#### Instructions for the task
What follows is a listing. Return every line of it exactly.

#### Records for this task
* Start *

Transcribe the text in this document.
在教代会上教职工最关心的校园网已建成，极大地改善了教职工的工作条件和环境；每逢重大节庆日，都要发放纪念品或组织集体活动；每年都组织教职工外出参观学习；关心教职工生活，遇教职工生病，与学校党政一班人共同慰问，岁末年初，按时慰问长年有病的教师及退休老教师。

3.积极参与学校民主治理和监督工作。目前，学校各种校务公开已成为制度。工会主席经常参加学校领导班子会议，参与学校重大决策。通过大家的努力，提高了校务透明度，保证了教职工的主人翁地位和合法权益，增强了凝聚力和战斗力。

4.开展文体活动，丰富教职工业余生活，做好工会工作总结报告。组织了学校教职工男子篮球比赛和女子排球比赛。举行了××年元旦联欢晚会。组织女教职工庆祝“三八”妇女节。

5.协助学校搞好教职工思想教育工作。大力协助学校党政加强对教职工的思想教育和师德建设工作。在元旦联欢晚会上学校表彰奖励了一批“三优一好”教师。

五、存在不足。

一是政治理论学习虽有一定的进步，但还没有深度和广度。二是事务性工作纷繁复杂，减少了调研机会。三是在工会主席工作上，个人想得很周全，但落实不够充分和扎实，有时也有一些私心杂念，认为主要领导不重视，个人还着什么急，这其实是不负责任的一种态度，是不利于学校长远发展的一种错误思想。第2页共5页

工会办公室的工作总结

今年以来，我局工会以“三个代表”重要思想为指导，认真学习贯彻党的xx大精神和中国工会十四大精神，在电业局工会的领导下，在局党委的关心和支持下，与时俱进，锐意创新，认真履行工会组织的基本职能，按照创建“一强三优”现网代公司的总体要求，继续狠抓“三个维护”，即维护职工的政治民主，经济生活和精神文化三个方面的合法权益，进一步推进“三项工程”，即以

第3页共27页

* End *

#### Solution to the problem
Transcribe the text in this document.
在教代会上教职工最关心的校园网已建成，极大地改善了教职工的工作条件和环境；每逢重大节庆日，都要发放纪念品或组织集体活动；每年都组织教职工外出参观学习；关心教职工生活，遇教职工生病，与学校党政一班人共同慰问，岁末年初，按时慰问长年有病的教师及退休老教师。

3.积极参与学校民主治理和监督工作。目前，学校各种校务公开已成为制度。工会主席经常参加学校领导班子会议，参与学校重大决策。通过大家的努力，提高了校务透明度，保证了教职工的主人翁地位和合法权益，增强了凝聚力和战斗力。

4.开展文体活动，丰富教职工业余生活，做好工会工作总结报告。组织了学校教职工男子篮球比赛和女子排球比赛。举行了××年元旦联欢晚会。组织女教职工庆祝“三八”妇女节。

5.协助学校搞好教职工思想教育工作。大力协助学校党政加强对教职工的思想教育和师德建设工作。在元旦联欢晚会上学校表彰奖励了一批“三优一好”教师。

五、存在不足。

一是政治理论学习虽有一定的进步，但还没有深度和广度。二是事务性工作纷繁复杂，减少了调研机会。三是在工会主席工作上，个人想得很周全，但落实不够充分和扎实，有时也有一些私心杂念，认为主要领导不重视，个人还着什么急，这其实是不负责任的一种态度，是不利于学校长远发展的一种错误思想。第2页共5页

工会办公室的工作总结

今年以来，我局工会以“三个代表”重要思想为指导，认真学习贯彻党的xx大精神和中国工会十四大精神，在电业局工会的领导下，在局党委的关心和支持下，与时俱进，锐意创新，认真履行工会组织的基本职能，按照创建“一强三优”现网代公司的总体要求，继续狠抓“三个维护”，即维护职工的政治民主，经济生活和精神文化三个方面的合法权益，进一步推进“三项工程”，即以

第3页共27页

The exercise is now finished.